Job — Look through the records below, and copy out every line that holds the string "page".

[start Source material]

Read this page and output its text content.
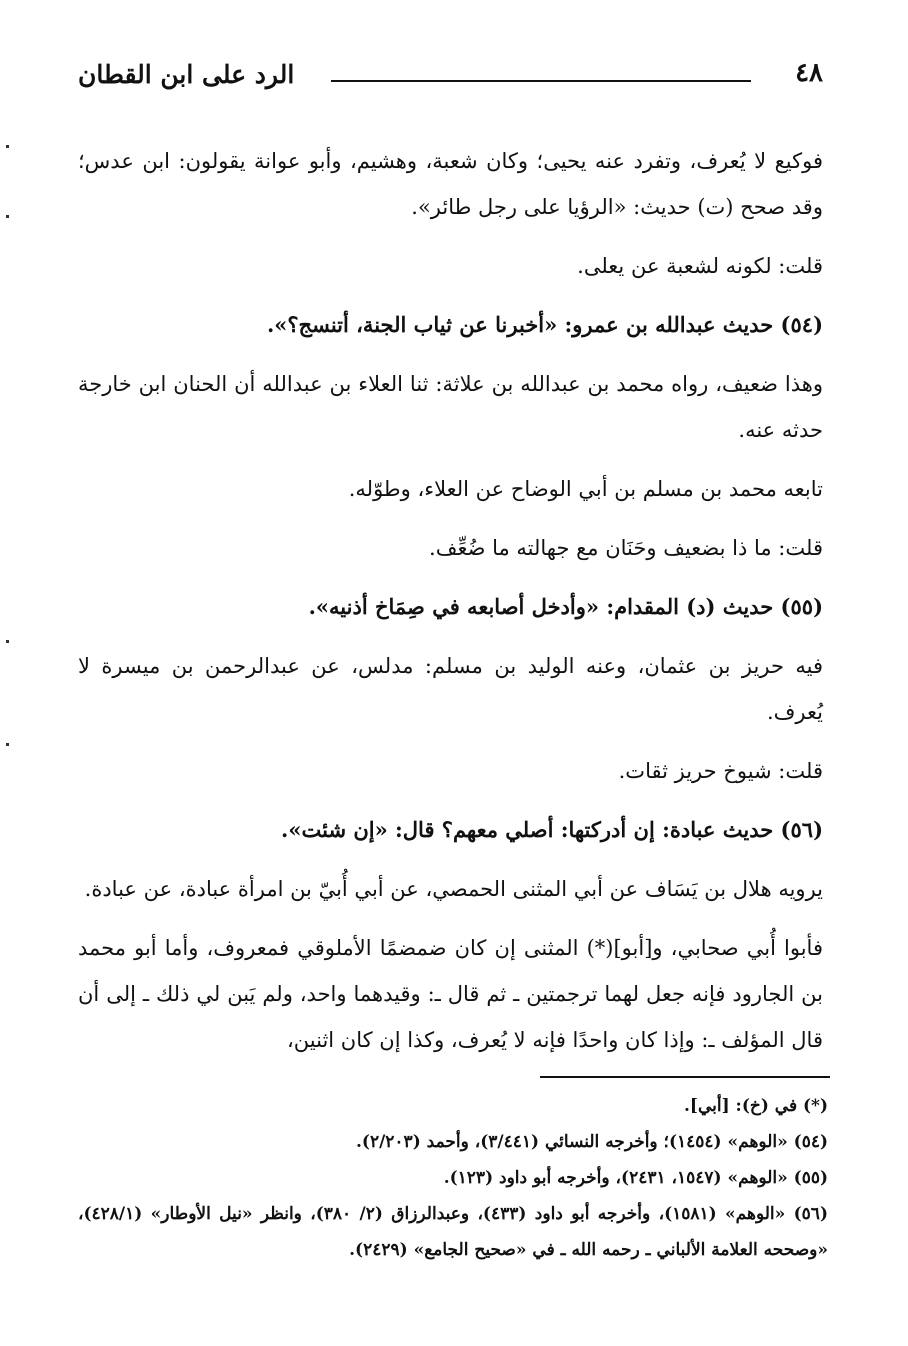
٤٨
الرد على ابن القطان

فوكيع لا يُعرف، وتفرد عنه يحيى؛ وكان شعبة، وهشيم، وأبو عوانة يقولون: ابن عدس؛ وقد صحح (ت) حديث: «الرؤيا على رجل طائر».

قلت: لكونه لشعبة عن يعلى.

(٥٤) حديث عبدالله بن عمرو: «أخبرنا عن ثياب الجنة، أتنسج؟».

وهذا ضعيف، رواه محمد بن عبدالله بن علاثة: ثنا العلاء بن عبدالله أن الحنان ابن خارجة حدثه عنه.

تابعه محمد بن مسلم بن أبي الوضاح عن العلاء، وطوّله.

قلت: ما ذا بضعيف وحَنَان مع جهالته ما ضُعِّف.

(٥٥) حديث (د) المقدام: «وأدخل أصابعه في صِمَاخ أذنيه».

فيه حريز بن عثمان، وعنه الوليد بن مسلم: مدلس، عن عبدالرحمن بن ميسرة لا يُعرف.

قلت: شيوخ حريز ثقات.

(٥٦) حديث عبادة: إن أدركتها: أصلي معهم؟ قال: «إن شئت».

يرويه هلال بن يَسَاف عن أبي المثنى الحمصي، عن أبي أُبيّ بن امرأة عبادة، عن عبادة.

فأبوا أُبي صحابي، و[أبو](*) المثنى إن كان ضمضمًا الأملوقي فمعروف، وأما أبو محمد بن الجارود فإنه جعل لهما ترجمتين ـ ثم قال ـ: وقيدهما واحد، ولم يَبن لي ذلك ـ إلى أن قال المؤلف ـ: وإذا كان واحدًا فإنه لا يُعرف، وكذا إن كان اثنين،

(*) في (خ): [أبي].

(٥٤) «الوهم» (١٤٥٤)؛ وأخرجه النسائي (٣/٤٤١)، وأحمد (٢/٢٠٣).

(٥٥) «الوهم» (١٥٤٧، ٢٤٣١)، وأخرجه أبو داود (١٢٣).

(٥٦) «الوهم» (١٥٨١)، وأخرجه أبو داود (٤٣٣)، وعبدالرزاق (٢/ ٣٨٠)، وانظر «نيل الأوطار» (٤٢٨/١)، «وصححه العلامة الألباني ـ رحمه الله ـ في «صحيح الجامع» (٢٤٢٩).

[end Source material]
[start Source material]

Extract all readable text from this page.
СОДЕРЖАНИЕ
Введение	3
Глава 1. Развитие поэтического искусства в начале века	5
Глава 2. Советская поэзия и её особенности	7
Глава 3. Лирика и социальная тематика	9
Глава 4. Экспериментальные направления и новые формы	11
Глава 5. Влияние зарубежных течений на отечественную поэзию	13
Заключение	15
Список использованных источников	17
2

[end Source material]

Result of the task —
Read this page and output its text content.
Extract all readable text from this page.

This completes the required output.